BEGIN
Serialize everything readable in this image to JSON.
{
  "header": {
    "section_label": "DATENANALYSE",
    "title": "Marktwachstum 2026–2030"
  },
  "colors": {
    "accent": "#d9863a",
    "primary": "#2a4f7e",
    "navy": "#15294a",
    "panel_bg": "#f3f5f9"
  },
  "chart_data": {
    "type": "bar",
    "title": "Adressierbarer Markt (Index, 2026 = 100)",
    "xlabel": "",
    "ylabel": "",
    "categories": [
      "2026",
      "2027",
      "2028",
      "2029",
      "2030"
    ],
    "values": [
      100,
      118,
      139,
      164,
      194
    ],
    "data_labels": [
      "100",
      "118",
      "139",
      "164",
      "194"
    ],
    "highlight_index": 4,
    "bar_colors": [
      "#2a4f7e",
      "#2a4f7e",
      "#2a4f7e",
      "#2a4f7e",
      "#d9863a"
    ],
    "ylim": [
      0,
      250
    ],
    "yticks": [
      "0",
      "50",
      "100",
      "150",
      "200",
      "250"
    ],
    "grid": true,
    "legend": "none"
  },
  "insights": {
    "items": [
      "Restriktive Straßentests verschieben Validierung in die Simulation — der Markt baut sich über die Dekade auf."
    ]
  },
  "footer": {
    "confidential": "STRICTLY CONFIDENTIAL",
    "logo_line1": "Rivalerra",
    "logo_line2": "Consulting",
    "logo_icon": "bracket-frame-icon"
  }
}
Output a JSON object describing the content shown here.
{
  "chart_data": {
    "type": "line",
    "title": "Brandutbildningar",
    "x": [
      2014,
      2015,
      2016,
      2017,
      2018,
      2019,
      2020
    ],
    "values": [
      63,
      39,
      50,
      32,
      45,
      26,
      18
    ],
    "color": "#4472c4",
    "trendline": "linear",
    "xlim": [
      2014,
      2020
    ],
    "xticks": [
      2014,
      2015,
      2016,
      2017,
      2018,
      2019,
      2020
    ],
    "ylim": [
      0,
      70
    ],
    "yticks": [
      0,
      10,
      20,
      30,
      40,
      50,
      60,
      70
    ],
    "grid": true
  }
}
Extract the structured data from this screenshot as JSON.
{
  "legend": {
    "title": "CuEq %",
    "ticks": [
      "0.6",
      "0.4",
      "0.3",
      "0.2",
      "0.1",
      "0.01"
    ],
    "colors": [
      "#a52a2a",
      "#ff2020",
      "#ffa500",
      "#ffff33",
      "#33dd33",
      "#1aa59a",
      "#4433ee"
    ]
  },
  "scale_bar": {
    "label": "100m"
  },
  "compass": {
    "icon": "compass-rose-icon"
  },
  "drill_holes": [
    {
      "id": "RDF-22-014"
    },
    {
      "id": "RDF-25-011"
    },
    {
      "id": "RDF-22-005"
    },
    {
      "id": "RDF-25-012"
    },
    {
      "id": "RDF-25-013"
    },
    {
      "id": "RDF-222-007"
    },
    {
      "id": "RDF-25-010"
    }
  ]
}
END
Exercise prompt: From the line containing "Extract the structured" through the final line of the listing above, retype every line exactly; leave out everything else.

Output for this exercise:
Extract the structured data from this screenshot as JSON.
{
  "legend": {
    "title": "CuEq %",
    "ticks": [
      "0.6",
      "0.4",
      "0.3",
      "0.2",
      "0.1",
      "0.01"
    ],
    "colors": [
      "#a52a2a",
      "#ff2020",
      "#ffa500",
      "#ffff33",
      "#33dd33",
      "#1aa59a",
      "#4433ee"
    ]
  },
  "scale_bar": {
    "label": "100m"
  },
  "compass": {
    "icon": "compass-rose-icon"
  },
  "drill_holes": [
    {
      "id": "RDF-22-014"
    },
    {
      "id": "RDF-25-011"
    },
    {
      "id": "RDF-22-005"
    },
    {
      "id": "RDF-25-012"
    },
    {
      "id": "RDF-25-013"
    },
    {
      "id": "RDF-222-007"
    },
    {
      "id": "RDF-25-010"
    }
  ]
}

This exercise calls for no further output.